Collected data
◇ ◇ ◇ ◇ ◇ ◇ ◇
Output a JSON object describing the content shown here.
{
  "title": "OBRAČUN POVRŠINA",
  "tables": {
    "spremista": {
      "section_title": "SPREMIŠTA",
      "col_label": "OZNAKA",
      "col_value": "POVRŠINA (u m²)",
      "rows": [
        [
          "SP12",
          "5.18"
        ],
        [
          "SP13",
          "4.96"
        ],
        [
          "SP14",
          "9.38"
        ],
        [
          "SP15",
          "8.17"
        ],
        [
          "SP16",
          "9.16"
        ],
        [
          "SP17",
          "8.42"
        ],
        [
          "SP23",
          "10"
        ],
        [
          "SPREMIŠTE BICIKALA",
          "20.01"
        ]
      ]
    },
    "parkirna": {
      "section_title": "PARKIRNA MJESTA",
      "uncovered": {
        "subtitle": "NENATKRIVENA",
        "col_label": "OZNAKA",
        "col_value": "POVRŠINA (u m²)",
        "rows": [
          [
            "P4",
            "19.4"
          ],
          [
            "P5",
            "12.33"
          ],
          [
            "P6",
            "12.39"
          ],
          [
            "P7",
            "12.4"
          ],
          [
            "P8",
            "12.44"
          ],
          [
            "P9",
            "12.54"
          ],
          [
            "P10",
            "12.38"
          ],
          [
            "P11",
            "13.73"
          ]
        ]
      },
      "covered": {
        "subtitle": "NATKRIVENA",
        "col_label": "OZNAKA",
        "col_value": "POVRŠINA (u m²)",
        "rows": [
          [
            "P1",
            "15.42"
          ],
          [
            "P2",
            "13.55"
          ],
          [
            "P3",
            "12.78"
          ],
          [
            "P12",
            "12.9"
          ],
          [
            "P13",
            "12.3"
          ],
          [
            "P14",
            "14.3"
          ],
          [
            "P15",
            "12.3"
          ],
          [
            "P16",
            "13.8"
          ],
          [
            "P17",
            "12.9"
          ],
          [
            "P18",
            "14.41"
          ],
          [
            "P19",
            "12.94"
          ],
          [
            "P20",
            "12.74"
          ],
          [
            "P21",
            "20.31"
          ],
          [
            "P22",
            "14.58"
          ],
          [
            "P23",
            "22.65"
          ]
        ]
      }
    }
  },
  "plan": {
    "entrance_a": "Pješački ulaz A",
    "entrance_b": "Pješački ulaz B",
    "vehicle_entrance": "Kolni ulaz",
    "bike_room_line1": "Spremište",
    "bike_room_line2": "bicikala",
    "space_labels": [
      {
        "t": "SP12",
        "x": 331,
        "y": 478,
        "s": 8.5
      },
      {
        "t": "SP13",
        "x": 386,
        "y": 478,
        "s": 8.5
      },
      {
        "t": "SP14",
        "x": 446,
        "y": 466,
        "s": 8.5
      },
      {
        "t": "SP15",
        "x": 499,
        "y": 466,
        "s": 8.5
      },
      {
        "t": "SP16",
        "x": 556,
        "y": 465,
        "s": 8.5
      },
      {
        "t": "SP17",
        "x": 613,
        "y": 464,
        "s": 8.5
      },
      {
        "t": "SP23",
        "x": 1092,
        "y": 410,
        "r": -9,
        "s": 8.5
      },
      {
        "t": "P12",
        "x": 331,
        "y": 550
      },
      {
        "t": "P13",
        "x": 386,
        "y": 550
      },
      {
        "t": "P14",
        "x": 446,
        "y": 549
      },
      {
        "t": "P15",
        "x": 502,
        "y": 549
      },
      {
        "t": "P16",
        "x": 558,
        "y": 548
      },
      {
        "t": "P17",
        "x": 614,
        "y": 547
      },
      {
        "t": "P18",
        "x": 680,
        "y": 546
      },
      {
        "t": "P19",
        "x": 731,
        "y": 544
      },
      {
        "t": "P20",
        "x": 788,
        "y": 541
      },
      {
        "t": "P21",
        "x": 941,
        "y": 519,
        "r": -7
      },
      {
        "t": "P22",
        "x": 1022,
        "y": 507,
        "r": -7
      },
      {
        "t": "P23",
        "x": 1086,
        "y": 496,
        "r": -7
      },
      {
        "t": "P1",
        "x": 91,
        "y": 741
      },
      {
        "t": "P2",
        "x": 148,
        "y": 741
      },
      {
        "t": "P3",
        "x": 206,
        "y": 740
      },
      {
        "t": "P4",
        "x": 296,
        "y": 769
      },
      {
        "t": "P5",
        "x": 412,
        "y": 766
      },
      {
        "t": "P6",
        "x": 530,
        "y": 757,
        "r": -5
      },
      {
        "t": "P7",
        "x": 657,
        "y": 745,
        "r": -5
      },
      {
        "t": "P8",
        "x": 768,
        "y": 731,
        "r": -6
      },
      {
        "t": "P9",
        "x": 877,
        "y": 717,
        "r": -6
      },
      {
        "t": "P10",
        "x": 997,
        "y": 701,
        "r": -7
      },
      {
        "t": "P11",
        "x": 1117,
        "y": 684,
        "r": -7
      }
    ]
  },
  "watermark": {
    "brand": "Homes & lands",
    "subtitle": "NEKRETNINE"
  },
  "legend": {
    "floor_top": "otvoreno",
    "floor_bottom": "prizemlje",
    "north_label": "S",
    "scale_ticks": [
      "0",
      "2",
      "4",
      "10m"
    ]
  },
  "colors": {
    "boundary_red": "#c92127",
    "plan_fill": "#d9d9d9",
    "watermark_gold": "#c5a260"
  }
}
◇ ◇ ◇ ◇ ◇ ◇ ◇
[Task requirements]
Every entry should be output exactly as written, please.

[Reply]
Output a JSON object describing the content shown here.
{
  "title": "OBRAČUN POVRŠINA",
  "tables": {
    "spremista": {
      "section_title": "SPREMIŠTA",
      "col_label": "OZNAKA",
      "col_value": "POVRŠINA (u m²)",
      "rows": [
        [
          "SP12",
          "5.18"
        ],
        [
          "SP13",
          "4.96"
        ],
        [
          "SP14",
          "9.38"
        ],
        [
          "SP15",
          "8.17"
        ],
        [
          "SP16",
          "9.16"
        ],
        [
          "SP17",
          "8.42"
        ],
        [
          "SP23",
          "10"
        ],
        [
          "SPREMIŠTE BICIKALA",
          "20.01"
        ]
      ]
    },
    "parkirna": {
      "section_title": "PARKIRNA MJESTA",
      "uncovered": {
        "subtitle": "NENATKRIVENA",
        "col_label": "OZNAKA",
        "col_value": "POVRŠINA (u m²)",
        "rows": [
          [
            "P4",
            "19.4"
          ],
          [
            "P5",
            "12.33"
          ],
          [
            "P6",
            "12.39"
          ],
          [
            "P7",
            "12.4"
          ],
          [
            "P8",
            "12.44"
          ],
          [
            "P9",
            "12.54"
          ],
          [
            "P10",
            "12.38"
          ],
          [
            "P11",
            "13.73"
          ]
        ]
      },
      "covered": {
        "subtitle": "NATKRIVENA",
        "col_label": "OZNAKA",
        "col_value": "POVRŠINA (u m²)",
        "rows": [
          [
            "P1",
            "15.42"
          ],
          [
            "P2",
            "13.55"
          ],
          [
            "P3",
            "12.78"
          ],
          [
            "P12",
            "12.9"
          ],
          [
            "P13",
            "12.3"
          ],
          [
            "P14",
            "14.3"
          ],
          [
            "P15",
            "12.3"
          ],
          [
            "P16",
            "13.8"
          ],
          [
            "P17",
            "12.9"
          ],
          [
            "P18",
            "14.41"
          ],
          [
            "P19",
            "12.94"
          ],
          [
            "P20",
            "12.74"
          ],
          [
            "P21",
            "20.31"
          ],
          [
            "P22",
            "14.58"
          ],
          [
            "P23",
            "22.65"
          ]
        ]
      }
    }
  },
  "plan": {
    "entrance_a": "Pješački ulaz A",
    "entrance_b": "Pješački ulaz B",
    "vehicle_entrance": "Kolni ulaz",
    "bike_room_line1": "Spremište",
    "bike_room_line2": "bicikala",
    "space_labels": [
      {
        "t": "SP12",
        "x": 331,
        "y": 478,
        "s": 8.5
      },
      {
        "t": "SP13",
        "x": 386,
        "y": 478,
        "s": 8.5
      },
      {
        "t": "SP14",
        "x": 446,
        "y": 466,
        "s": 8.5
      },
      {
        "t": "SP15",
        "x": 499,
        "y": 466,
        "s": 8.5
      },
      {
        "t": "SP16",
        "x": 556,
        "y": 465,
        "s": 8.5
      },
      {
        "t": "SP17",
        "x": 613,
        "y": 464,
        "s": 8.5
      },
      {
        "t": "SP23",
        "x": 1092,
        "y": 410,
        "r": -9,
        "s": 8.5
      },
      {
        "t": "P12",
        "x": 331,
        "y": 550
      },
      {
        "t": "P13",
        "x": 386,
        "y": 550
      },
      {
        "t": "P14",
        "x": 446,
        "y": 549
      },
      {
        "t": "P15",
        "x": 502,
        "y": 549
      },
      {
        "t": "P16",
        "x": 558,
        "y": 548
      },
      {
        "t": "P17",
        "x": 614,
        "y": 547
      },
      {
        "t": "P18",
        "x": 680,
        "y": 546
      },
      {
        "t": "P19",
        "x": 731,
        "y": 544
      },
      {
        "t": "P20",
        "x": 788,
        "y": 541
      },
      {
        "t": "P21",
        "x": 941,
        "y": 519,
        "r": -7
      },
      {
        "t": "P22",
        "x": 1022,
        "y": 507,
        "r": -7
      },
      {
        "t": "P23",
        "x": 1086,
        "y": 496,
        "r": -7
      },
      {
        "t": "P1",
        "x": 91,
        "y": 741
      },
      {
        "t": "P2",
        "x": 148,
        "y": 741
      },
      {
        "t": "P3",
        "x": 206,
        "y": 740
      },
      {
        "t": "P4",
        "x": 296,
        "y": 769
      },
      {
        "t": "P5",
        "x": 412,
        "y": 766
      },
      {
        "t": "P6",
        "x": 530,
        "y": 757,
        "r": -5
      },
      {
        "t": "P7",
        "x": 657,
        "y": 745,
        "r": -5
      },
      {
        "t": "P8",
        "x": 768,
        "y": 731,
        "r": -6
      },
      {
        "t": "P9",
        "x": 877,
        "y": 717,
        "r": -6
      },
      {
        "t": "P10",
        "x": 997,
        "y": 701,
        "r": -7
      },
      {
        "t": "P11",
        "x": 1117,
        "y": 684,
        "r": -7
      }
    ]
  },
  "watermark": {
    "brand": "Homes & lands",
    "subtitle": "NEKRETNINE"
  },
  "legend": {
    "floor_top": "otvoreno",
    "floor_bottom": "prizemlje",
    "north_label": "S",
    "scale_ticks": [
      "0",
      "2",
      "4",
      "10m"
    ]
  },
  "colors": {
    "boundary_red": "#c92127",
    "plan_fill": "#d9d9d9",
    "watermark_gold": "#c5a260"
  }
}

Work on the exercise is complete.